### TASK TO CARRY OUT
Of the lines in the entries, how many hold the word "motor"? Give that number alone.

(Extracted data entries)

┏━━

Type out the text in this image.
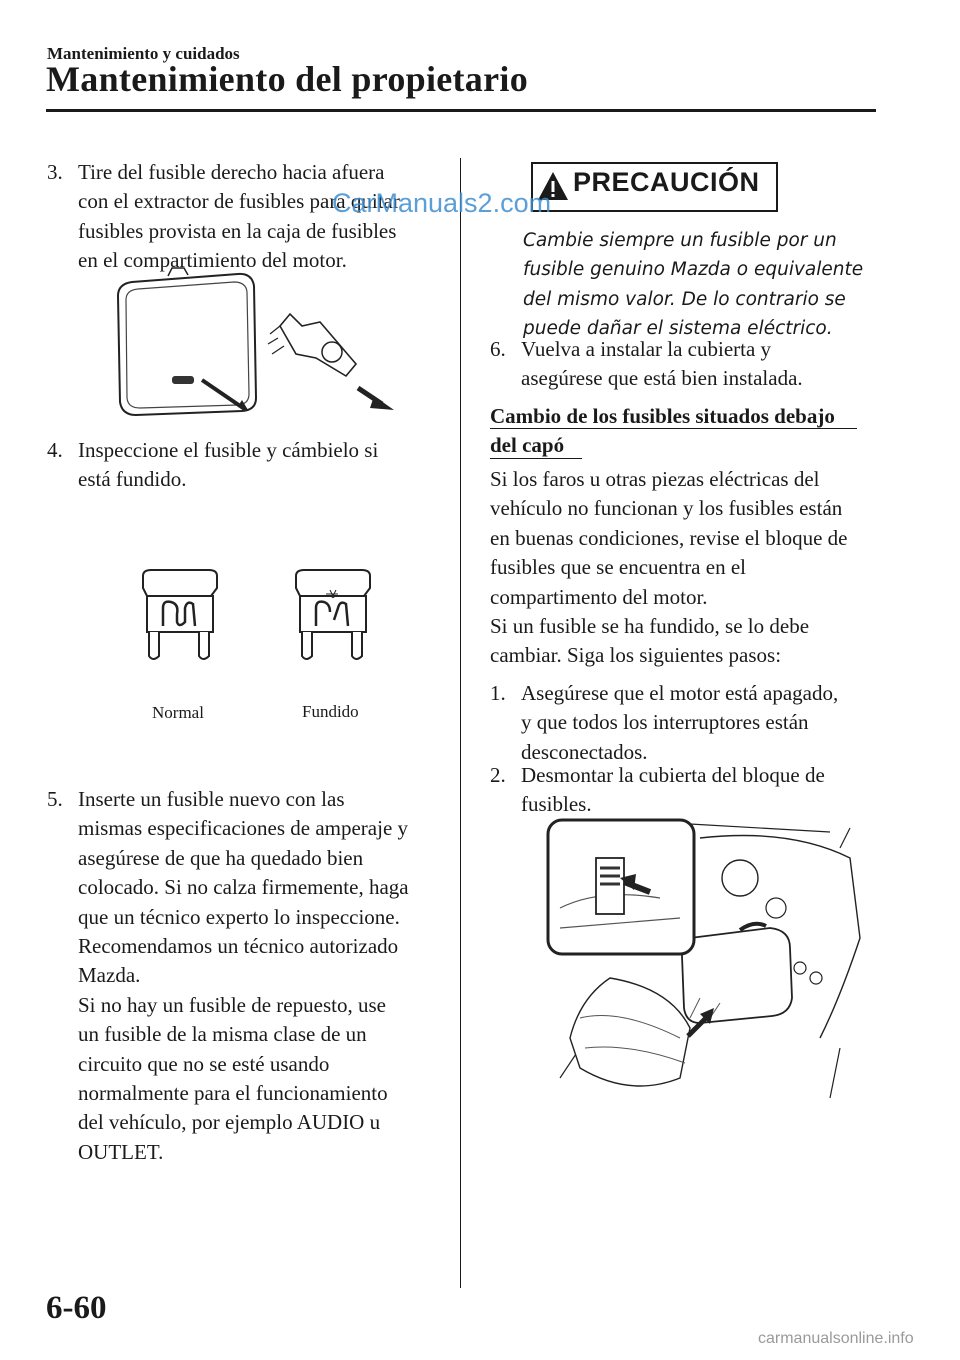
Mantenimiento y cuidados
Mantenimiento del propietario
3. Tire del fusible derecho hacia afuera
con el extractor de fusibles para quitar
fusibles provista en la caja de fusibles
en el compartimiento del motor.
4. Inspeccione el fusible y cámbielo si
está fundido.
Normal	Fundido
5. Inserte un fusible nuevo con las
mismas especificaciones de amperaje y
asegúrese de que ha quedado bien
colocado. Si no calza firmemente, haga
que un técnico experto lo inspeccione.
Recomendamos un técnico autorizado
Mazda.
Si no hay un fusible de repuesto, use
un fusible de la misma clase de un
circuito que no se esté usando
normalmente para el funcionamiento
del vehículo, por ejemplo AUDIO u
OUTLET.
PRECAUCIÓN
Cambie siempre un fusible por un
fusible genuino Mazda o equivalente
del mismo valor. De lo contrario se
puede dañar el sistema eléctrico.
6. Vuelva a instalar la cubierta y
asegúrese que está bien instalada.
Cambio de los fusibles situados debajo
del capó
Si los faros u otras piezas eléctricas del
vehículo no funcionan y los fusibles están
en buenas condiciones, revise el bloque de
fusibles que se encuentra en el
compartimento del motor.
Si un fusible se ha fundido, se lo debe
cambiar. Siga los siguientes pasos:
1. Asegúrese que el motor está apagado,
y que todos los interruptores están
desconectados.
2. Desmontar la cubierta del bloque de
fusibles.
6-60
CarManuals2.com
carmanualsonline.info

┗━━

### TASK OUTPUT
3